— START OF DATASET EXCERPTS —
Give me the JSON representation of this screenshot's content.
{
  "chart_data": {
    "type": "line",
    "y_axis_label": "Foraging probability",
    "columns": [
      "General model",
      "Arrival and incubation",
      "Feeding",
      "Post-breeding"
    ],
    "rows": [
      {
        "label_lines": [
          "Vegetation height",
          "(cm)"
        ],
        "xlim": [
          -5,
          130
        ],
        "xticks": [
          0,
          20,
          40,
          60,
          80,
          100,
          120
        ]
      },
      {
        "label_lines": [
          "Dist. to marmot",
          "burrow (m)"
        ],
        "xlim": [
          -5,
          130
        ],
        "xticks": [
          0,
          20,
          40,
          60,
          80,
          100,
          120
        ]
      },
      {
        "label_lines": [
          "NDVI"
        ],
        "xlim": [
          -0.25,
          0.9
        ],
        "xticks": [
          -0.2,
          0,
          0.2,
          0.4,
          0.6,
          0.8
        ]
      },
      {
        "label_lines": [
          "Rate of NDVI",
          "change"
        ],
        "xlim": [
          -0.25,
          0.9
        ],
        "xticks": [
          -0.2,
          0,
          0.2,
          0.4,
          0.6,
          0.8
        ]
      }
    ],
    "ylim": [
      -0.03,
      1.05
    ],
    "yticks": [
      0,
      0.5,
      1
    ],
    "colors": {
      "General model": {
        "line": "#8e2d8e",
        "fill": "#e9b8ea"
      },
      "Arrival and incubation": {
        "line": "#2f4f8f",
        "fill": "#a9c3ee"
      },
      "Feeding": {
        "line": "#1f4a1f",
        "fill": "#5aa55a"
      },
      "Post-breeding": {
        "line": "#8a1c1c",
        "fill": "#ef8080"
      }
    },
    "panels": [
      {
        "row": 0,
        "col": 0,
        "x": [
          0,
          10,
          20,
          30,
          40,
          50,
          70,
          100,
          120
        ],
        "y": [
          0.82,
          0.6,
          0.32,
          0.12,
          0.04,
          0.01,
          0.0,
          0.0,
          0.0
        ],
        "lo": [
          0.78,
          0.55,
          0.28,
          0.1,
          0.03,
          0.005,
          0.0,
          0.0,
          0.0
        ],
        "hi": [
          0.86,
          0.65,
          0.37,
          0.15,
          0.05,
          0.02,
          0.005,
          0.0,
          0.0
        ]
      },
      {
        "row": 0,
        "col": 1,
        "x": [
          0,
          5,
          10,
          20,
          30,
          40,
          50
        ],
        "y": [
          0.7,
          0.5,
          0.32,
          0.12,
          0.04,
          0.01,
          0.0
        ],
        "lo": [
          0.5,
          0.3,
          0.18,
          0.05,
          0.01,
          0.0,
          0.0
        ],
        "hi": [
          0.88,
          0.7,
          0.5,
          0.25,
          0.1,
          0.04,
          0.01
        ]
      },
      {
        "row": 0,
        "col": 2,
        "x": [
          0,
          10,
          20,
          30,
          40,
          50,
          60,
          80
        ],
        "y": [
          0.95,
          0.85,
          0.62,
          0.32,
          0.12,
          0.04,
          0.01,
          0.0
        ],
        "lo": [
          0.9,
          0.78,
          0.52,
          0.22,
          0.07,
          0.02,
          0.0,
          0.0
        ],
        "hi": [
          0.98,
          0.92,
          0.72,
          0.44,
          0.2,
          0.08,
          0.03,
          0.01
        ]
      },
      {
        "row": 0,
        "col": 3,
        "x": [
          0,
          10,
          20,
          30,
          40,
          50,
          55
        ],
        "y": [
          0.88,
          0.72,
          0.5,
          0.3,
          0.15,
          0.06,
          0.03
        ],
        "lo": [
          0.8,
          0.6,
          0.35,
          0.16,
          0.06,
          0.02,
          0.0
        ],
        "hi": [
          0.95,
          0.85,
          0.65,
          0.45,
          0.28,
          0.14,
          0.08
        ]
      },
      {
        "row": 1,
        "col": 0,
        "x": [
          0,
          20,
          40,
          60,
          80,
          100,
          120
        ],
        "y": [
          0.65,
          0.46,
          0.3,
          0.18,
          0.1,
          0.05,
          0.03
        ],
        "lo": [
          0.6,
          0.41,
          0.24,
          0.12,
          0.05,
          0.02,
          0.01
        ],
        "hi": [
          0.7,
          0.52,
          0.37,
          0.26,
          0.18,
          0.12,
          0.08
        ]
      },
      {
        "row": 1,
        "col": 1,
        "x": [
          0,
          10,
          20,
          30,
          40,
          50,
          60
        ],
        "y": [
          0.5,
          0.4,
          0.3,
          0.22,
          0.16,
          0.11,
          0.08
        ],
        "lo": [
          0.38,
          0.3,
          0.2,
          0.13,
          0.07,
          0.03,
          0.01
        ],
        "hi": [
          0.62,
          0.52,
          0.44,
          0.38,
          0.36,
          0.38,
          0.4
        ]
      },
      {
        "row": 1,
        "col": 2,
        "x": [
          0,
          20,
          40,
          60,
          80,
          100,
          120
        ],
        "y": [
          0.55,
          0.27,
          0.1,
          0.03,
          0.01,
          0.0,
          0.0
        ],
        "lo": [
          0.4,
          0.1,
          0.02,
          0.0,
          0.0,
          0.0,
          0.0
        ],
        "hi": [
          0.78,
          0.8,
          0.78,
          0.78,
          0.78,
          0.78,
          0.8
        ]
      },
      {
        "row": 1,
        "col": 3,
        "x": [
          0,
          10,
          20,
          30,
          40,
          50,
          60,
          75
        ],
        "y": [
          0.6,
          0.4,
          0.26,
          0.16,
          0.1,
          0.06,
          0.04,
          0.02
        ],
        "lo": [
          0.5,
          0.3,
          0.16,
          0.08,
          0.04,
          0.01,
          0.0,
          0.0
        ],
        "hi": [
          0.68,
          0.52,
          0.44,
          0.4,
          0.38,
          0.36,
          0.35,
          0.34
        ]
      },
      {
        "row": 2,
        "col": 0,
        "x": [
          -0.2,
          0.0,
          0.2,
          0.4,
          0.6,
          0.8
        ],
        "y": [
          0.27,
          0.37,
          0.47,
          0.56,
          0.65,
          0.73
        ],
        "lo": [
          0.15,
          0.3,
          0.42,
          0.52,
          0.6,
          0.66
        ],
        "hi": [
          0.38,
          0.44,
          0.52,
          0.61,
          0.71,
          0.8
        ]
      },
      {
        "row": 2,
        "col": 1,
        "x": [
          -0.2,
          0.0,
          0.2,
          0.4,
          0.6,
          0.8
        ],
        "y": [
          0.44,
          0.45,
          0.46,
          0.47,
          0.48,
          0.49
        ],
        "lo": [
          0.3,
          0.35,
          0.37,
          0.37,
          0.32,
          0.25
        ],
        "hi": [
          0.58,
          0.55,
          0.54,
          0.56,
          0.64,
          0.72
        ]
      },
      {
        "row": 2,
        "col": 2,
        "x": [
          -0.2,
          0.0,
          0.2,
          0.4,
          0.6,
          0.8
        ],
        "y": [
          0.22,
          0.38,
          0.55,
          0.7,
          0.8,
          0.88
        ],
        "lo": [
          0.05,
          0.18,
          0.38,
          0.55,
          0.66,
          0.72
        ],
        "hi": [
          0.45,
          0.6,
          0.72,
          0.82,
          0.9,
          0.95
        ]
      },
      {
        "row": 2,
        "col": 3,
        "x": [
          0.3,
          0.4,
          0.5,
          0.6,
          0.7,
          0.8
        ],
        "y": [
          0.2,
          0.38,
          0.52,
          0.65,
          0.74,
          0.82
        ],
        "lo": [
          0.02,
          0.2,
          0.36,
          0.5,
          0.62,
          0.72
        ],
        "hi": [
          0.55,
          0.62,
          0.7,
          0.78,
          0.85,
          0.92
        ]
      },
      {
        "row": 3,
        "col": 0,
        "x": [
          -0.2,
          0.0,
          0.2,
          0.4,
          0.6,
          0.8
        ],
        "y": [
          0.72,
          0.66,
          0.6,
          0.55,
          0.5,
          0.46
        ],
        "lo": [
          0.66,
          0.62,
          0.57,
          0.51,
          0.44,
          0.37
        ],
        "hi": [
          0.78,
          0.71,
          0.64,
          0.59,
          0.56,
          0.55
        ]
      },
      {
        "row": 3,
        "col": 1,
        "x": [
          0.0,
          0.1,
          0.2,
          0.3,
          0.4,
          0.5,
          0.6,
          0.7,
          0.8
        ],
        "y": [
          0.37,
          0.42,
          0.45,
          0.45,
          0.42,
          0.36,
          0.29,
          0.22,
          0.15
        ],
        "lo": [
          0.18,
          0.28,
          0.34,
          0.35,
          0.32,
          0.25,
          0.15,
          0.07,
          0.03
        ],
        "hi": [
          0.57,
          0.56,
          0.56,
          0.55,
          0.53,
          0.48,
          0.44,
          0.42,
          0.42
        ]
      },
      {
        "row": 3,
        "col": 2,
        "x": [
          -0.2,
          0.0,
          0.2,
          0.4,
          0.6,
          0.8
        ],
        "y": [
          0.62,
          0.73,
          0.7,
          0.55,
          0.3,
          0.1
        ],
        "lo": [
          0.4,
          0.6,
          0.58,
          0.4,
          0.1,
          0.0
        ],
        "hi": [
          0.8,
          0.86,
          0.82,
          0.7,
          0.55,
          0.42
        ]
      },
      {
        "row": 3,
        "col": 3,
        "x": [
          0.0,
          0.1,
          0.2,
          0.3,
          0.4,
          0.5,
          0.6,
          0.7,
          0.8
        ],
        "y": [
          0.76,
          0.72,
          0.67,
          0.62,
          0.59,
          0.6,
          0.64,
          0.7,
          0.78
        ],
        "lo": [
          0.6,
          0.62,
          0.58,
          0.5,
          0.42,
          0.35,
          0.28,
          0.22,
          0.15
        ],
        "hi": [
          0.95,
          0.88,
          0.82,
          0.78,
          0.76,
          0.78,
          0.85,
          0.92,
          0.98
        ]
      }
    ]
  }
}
— END OF DATASET EXCERPTS —
**TO BE DONE**:
Find the word "fill" and list each line it appears in.

**COMPLETE RESPONSE**:
        "fill": "#e9b8ea"
        "fill": "#a9c3ee"
        "fill": "#5aa55a"
        "fill": "#ef8080"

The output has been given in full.